>> start SUPPLIED DATA

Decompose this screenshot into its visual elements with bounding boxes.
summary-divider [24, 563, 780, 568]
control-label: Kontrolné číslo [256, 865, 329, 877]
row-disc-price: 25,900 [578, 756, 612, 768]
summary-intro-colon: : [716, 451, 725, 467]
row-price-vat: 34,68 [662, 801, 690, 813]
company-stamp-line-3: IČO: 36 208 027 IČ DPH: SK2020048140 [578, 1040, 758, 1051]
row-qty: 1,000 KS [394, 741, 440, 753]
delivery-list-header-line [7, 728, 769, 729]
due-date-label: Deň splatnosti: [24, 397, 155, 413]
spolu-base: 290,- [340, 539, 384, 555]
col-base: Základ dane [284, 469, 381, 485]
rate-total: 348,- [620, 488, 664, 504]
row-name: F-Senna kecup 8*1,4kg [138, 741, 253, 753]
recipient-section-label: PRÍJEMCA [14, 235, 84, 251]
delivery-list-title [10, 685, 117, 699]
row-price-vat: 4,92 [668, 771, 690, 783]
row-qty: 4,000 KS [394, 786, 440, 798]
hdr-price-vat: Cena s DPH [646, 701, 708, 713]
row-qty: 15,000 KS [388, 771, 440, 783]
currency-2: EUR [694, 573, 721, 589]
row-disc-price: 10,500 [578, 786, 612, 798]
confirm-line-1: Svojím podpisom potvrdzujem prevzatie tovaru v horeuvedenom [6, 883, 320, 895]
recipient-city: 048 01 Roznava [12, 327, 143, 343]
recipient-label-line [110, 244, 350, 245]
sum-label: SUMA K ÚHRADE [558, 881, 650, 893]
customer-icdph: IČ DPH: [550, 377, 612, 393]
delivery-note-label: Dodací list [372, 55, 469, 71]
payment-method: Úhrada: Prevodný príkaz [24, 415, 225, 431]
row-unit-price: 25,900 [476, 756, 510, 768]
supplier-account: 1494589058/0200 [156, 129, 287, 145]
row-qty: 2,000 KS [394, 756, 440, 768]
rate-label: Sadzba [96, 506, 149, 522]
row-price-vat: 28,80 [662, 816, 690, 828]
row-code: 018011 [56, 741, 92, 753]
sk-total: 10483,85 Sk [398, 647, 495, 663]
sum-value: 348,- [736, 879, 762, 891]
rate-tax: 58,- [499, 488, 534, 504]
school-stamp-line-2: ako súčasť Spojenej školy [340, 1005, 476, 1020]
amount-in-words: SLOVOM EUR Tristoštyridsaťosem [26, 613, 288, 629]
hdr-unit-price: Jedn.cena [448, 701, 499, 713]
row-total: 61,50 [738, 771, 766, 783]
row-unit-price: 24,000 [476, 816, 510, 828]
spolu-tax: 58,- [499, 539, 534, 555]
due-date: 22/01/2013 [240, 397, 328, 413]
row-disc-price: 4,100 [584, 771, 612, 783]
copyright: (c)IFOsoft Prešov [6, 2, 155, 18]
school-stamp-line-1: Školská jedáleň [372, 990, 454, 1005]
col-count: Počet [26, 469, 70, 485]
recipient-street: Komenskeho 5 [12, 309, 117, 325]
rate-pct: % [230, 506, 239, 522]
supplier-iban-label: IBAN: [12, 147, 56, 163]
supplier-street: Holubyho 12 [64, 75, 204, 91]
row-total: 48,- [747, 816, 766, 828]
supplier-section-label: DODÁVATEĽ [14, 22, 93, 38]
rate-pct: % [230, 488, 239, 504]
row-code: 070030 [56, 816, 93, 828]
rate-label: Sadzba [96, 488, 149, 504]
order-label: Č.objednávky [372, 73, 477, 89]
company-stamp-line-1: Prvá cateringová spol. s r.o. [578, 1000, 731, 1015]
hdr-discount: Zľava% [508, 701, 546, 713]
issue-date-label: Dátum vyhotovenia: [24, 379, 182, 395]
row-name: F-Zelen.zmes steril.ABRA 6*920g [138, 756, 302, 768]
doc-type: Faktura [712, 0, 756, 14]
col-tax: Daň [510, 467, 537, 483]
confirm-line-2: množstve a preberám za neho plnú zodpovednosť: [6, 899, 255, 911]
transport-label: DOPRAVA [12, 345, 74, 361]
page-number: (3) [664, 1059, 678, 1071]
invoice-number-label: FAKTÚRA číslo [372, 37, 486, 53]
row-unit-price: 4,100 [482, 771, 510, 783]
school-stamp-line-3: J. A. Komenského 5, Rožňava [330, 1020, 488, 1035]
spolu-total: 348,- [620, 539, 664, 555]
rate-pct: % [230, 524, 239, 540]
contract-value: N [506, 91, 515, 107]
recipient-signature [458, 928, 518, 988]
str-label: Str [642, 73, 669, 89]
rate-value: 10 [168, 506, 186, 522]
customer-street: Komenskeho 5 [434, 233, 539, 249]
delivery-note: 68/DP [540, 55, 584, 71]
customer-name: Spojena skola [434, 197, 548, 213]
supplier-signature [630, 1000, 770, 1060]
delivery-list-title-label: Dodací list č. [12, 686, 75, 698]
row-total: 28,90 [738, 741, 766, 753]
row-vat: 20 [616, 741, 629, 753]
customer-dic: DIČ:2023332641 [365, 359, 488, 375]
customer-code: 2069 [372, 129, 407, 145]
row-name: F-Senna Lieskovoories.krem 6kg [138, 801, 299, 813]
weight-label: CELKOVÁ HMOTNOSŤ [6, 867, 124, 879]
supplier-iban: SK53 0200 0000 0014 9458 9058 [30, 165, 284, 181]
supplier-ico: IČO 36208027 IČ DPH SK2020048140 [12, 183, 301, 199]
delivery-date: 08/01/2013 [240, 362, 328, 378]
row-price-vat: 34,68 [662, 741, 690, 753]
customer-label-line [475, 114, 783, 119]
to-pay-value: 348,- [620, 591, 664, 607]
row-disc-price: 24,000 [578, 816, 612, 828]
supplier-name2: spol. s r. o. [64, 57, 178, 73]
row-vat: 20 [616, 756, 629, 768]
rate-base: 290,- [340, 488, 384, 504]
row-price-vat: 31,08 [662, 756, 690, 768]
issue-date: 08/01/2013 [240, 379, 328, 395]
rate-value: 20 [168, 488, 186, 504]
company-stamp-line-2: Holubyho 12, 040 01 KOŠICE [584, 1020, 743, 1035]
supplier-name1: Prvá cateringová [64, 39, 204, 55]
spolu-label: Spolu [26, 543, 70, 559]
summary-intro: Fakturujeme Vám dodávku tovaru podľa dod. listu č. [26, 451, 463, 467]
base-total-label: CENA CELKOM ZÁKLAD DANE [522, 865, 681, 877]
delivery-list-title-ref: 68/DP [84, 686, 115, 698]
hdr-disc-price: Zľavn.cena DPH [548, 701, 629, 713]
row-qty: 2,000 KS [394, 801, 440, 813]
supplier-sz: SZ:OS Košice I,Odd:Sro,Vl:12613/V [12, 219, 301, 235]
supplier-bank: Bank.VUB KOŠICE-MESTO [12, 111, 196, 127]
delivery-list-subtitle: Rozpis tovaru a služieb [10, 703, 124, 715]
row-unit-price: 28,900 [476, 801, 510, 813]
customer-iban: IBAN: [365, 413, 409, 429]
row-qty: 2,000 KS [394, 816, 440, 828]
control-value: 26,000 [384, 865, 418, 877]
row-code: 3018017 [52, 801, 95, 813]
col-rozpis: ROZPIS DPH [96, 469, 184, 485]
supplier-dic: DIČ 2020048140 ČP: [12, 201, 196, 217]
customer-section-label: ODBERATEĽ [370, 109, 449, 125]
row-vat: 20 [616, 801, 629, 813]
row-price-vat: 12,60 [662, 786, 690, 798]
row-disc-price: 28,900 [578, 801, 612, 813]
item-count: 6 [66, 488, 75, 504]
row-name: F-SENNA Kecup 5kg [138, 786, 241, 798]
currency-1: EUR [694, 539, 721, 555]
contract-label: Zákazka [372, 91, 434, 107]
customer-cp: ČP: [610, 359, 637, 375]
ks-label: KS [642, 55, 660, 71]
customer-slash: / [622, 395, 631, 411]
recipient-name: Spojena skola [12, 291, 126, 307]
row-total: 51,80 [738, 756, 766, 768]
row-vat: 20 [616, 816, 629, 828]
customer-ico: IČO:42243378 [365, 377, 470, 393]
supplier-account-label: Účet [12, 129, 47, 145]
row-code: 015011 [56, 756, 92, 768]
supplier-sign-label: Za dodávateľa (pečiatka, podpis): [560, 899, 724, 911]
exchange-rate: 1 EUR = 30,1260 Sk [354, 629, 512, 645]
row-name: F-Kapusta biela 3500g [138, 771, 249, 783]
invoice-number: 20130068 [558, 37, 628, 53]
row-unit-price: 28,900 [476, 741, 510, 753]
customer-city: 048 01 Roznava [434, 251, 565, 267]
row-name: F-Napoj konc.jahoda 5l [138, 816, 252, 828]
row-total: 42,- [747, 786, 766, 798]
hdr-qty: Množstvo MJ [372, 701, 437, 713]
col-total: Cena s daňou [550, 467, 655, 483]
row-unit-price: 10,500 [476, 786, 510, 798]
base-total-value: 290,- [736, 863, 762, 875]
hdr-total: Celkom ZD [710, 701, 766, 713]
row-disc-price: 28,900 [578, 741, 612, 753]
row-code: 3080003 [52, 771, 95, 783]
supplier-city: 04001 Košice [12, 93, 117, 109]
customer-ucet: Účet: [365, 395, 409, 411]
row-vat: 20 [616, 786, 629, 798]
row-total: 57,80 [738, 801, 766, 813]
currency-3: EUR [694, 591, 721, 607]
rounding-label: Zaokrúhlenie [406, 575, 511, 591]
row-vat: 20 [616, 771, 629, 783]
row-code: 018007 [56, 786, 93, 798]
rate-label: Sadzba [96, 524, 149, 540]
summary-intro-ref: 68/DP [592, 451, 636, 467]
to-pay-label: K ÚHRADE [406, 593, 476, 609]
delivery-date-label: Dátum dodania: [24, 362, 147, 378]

>> end SUPPLIED DATA

BRIEF
Copy out the records again without change, starting with the first line and going on through the line with "recipient-label-line [110, 244, 350, 245]", both ends included.

FULL OUTPUT
Decompose this screenshot into its visual elements with bounding boxes.
summary-divider [24, 563, 780, 568]
control-label: Kontrolné číslo [256, 865, 329, 877]
row-disc-price: 25,900 [578, 756, 612, 768]
summary-intro-colon: : [716, 451, 725, 467]
row-price-vat: 34,68 [662, 801, 690, 813]
company-stamp-line-3: IČO: 36 208 027 IČ DPH: SK2020048140 [578, 1040, 758, 1051]
row-qty: 1,000 KS [394, 741, 440, 753]
delivery-list-header-line [7, 728, 769, 729]
due-date-label: Deň splatnosti: [24, 397, 155, 413]
spolu-base: 290,- [340, 539, 384, 555]
col-base: Základ dane [284, 469, 381, 485]
rate-total: 348,- [620, 488, 664, 504]
row-name: F-Senna kecup 8*1,4kg [138, 741, 253, 753]
recipient-section-label: PRÍJEMCA [14, 235, 84, 251]
delivery-list-title [10, 685, 117, 699]
row-price-vat: 4,92 [668, 771, 690, 783]
row-qty: 4,000 KS [394, 786, 440, 798]
hdr-price-vat: Cena s DPH [646, 701, 708, 713]
row-qty: 15,000 KS [388, 771, 440, 783]
currency-2: EUR [694, 573, 721, 589]
row-disc-price: 10,500 [578, 786, 612, 798]
confirm-line-1: Svojím podpisom potvrdzujem prevzatie tovaru v horeuvedenom [6, 883, 320, 895]
recipient-city: 048 01 Roznava [12, 327, 143, 343]
recipient-label-line [110, 244, 350, 245]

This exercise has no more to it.